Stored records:
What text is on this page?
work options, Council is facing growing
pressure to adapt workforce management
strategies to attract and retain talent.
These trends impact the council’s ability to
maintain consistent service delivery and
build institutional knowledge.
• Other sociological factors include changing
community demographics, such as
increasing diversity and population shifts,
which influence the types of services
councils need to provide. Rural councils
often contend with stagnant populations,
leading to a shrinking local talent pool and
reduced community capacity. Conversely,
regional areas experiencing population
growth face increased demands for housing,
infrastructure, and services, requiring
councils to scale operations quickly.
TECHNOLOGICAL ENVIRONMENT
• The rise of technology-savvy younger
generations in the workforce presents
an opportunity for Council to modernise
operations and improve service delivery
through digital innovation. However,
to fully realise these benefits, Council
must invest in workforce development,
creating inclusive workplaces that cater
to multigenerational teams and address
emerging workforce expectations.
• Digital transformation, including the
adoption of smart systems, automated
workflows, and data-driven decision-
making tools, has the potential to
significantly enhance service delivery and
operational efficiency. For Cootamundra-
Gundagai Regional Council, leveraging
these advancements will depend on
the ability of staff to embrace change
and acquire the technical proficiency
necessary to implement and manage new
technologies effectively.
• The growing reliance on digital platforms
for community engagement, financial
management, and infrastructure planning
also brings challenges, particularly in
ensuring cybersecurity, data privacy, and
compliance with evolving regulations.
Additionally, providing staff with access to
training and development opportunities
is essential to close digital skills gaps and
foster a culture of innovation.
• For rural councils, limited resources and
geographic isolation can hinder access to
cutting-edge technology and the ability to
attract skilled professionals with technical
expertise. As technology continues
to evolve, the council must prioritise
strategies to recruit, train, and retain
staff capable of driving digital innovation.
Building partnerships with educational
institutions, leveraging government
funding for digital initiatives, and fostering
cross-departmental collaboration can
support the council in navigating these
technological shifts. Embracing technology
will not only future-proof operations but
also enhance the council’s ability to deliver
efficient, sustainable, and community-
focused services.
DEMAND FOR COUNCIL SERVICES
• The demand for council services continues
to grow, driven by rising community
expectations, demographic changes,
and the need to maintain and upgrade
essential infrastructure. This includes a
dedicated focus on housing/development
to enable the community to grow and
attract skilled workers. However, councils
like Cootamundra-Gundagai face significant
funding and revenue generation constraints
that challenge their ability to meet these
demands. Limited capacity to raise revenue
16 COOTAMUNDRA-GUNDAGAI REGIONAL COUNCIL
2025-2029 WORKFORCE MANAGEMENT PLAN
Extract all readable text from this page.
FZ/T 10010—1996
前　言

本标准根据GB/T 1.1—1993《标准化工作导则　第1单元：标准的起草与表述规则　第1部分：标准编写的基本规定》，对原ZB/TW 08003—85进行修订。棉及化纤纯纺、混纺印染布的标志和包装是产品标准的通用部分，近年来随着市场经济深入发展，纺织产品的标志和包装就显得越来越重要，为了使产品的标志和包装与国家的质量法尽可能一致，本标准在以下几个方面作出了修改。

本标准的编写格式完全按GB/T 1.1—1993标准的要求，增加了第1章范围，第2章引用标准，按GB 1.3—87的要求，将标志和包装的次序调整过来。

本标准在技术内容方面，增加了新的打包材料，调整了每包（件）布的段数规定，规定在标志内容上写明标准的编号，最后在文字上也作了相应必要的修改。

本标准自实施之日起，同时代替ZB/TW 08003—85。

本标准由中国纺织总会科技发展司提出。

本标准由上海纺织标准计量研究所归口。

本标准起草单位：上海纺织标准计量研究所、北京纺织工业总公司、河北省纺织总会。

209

> [SHORT TASK]:
Go through the records above and retype each one exactly.

> [RESULT OF THIS TASK]:
What text is on this page?
work options, Council is facing growing
pressure to adapt workforce management
strategies to attract and retain talent.
These trends impact the council’s ability to
maintain consistent service delivery and
build institutional knowledge.
• Other sociological factors include changing
community demographics, such as
increasing diversity and population shifts,
which influence the types of services
councils need to provide. Rural councils
often contend with stagnant populations,
leading to a shrinking local talent pool and
reduced community capacity. Conversely,
regional areas experiencing population
growth face increased demands for housing,
infrastructure, and services, requiring
councils to scale operations quickly.
TECHNOLOGICAL ENVIRONMENT
• The rise of technology-savvy younger
generations in the workforce presents
an opportunity for Council to modernise
operations and improve service delivery
through digital innovation. However,
to fully realise these benefits, Council
must invest in workforce development,
creating inclusive workplaces that cater
to multigenerational teams and address
emerging workforce expectations.
• Digital transformation, including the
adoption of smart systems, automated
workflows, and data-driven decision-
making tools, has the potential to
significantly enhance service delivery and
operational efficiency. For Cootamundra-
Gundagai Regional Council, leveraging
these advancements will depend on
the ability of staff to embrace change
and acquire the technical proficiency
necessary to implement and manage new
technologies effectively.
• The growing reliance on digital platforms
for community engagement, financial
management, and infrastructure planning
also brings challenges, particularly in
ensuring cybersecurity, data privacy, and
compliance with evolving regulations.
Additionally, providing staff with access to
training and development opportunities
is essential to close digital skills gaps and
foster a culture of innovation.
• For rural councils, limited resources and
geographic isolation can hinder access to
cutting-edge technology and the ability to
attract skilled professionals with technical
expertise. As technology continues
to evolve, the council must prioritise
strategies to recruit, train, and retain
staff capable of driving digital innovation.
Building partnerships with educational
institutions, leveraging government
funding for digital initiatives, and fostering
cross-departmental collaboration can
support the council in navigating these
technological shifts. Embracing technology
will not only future-proof operations but
also enhance the council’s ability to deliver
efficient, sustainable, and community-
focused services.
DEMAND FOR COUNCIL SERVICES
• The demand for council services continues
to grow, driven by rising community
expectations, demographic changes,
and the need to maintain and upgrade
essential infrastructure. This includes a
dedicated focus on housing/development
to enable the community to grow and
attract skilled workers. However, councils
like Cootamundra-Gundagai face significant
funding and revenue generation constraints
that challenge their ability to meet these
demands. Limited capacity to raise revenue
16 COOTAMUNDRA-GUNDAGAI REGIONAL COUNCIL
2025-2029 WORKFORCE MANAGEMENT PLAN
Extract all readable text from this page.
FZ/T 10010—1996
前　言

本标准根据GB/T 1.1—1993《标准化工作导则　第1单元：标准的起草与表述规则　第1部分：标准编写的基本规定》，对原ZB/TW 08003—85进行修订。棉及化纤纯纺、混纺印染布的标志和包装是产品标准的通用部分，近年来随着市场经济深入发展，纺织产品的标志和包装就显得越来越重要，为了使产品的标志和包装与国家的质量法尽可能一致，本标准在以下几个方面作出了修改。

本标准的编写格式完全按GB/T 1.1—1993标准的要求，增加了第1章范围，第2章引用标准，按GB 1.3—87的要求，将标志和包装的次序调整过来。

本标准在技术内容方面，增加了新的打包材料，调整了每包（件）布的段数规定，规定在标志内容上写明标准的编号，最后在文字上也作了相应必要的修改。

本标准自实施之日起，同时代替ZB/TW 08003—85。

本标准由中国纺织总会科技发展司提出。

本标准由上海纺织标准计量研究所归口。

本标准起草单位：上海纺织标准计量研究所、北京纺织工业总公司、河北省纺织总会。

209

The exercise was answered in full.